*What is being asked:* From the entries below, work out the number of lines that hold the word "midwife", and give that number alone.

*Exercise input:*

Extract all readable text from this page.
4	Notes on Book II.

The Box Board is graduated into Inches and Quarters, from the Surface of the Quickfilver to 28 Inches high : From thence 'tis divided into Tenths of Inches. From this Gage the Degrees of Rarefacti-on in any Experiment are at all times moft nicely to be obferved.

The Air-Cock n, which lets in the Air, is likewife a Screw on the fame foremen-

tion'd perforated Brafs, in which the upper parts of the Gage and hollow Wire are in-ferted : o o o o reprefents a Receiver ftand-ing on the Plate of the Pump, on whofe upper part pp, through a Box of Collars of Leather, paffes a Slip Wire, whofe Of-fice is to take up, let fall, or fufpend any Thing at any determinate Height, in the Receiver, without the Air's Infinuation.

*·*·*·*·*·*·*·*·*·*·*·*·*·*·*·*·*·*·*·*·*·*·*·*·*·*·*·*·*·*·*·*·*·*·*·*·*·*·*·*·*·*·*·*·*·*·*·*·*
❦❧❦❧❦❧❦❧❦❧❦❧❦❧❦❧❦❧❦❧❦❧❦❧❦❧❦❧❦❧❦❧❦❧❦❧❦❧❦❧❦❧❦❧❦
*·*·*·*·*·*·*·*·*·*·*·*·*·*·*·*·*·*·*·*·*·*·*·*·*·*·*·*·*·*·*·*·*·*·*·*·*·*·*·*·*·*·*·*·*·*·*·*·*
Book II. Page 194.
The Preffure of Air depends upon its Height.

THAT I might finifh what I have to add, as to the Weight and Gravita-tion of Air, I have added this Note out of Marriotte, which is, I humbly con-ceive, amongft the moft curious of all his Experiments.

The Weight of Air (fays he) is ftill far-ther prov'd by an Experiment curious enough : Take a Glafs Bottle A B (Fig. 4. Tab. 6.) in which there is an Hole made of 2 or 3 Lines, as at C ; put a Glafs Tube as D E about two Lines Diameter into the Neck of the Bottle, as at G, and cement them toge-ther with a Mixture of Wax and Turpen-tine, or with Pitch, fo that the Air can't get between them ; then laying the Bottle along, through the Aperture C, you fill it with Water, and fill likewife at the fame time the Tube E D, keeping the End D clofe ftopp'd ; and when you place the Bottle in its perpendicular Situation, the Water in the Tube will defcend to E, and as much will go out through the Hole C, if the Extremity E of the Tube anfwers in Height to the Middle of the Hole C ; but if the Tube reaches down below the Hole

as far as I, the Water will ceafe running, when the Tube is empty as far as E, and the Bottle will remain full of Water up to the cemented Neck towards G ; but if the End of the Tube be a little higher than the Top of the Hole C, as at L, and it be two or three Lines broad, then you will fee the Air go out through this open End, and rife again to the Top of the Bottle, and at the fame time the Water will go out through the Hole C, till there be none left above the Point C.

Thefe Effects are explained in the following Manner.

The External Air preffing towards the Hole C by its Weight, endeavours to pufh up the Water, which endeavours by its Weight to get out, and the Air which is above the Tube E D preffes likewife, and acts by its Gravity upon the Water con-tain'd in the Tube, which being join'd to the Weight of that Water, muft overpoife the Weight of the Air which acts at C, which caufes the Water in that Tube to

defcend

==

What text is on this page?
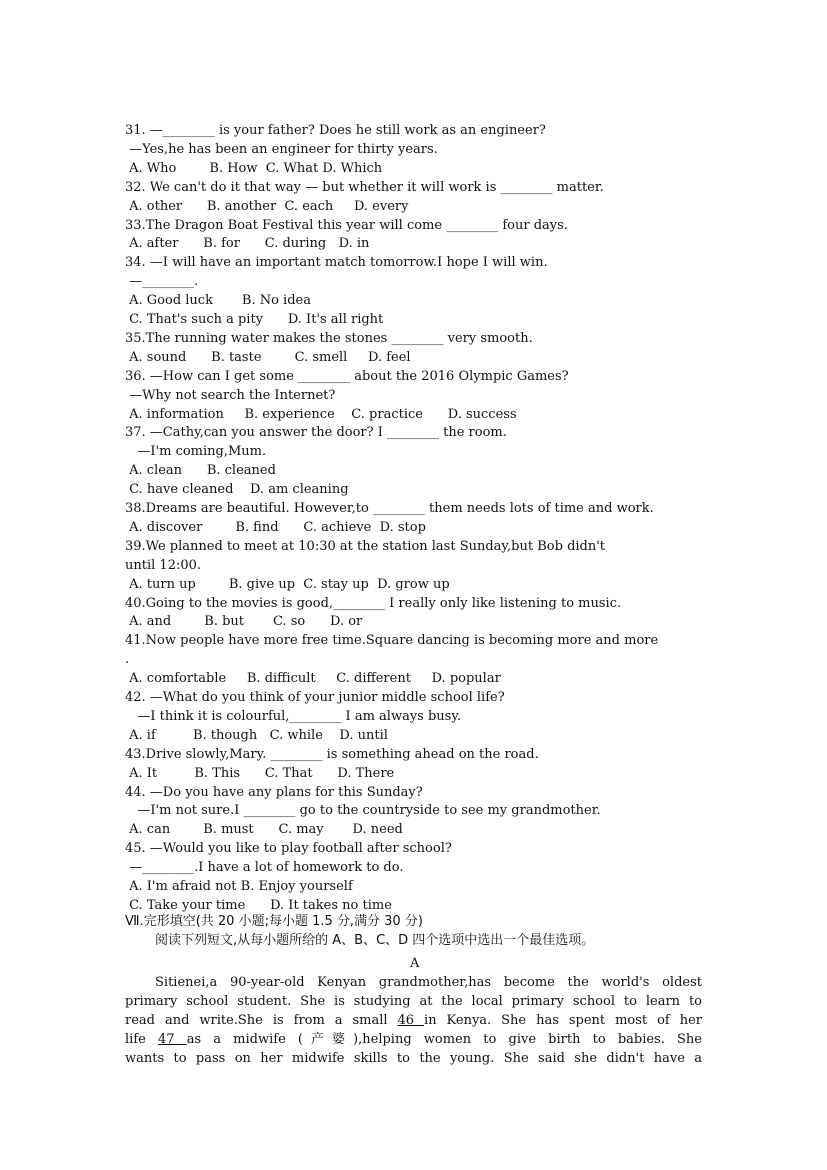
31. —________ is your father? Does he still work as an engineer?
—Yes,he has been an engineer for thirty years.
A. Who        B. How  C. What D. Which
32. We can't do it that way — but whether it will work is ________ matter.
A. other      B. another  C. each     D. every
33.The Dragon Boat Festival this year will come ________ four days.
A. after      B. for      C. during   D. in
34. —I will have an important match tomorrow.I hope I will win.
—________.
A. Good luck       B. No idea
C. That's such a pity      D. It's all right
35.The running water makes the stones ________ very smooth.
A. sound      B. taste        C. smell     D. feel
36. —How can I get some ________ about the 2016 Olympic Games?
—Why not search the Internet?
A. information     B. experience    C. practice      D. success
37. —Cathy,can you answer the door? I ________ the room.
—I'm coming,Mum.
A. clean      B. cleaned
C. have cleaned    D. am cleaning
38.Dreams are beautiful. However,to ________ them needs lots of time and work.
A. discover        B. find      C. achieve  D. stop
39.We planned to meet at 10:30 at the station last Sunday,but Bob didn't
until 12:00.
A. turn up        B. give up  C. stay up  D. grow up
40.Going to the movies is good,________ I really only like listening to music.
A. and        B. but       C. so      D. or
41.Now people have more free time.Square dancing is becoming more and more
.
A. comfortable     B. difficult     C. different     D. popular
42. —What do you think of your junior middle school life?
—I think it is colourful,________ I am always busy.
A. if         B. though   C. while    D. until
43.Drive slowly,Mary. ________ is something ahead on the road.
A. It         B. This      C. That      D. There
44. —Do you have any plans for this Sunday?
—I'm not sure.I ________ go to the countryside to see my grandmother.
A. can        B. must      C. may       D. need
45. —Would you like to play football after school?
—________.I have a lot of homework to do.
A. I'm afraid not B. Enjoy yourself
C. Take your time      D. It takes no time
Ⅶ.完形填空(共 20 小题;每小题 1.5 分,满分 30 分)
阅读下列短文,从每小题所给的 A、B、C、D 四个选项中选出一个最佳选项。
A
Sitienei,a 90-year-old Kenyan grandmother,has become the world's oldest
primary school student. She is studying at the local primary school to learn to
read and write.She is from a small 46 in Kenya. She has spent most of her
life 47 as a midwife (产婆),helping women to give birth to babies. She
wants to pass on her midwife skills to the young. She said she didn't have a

*Final result:* 2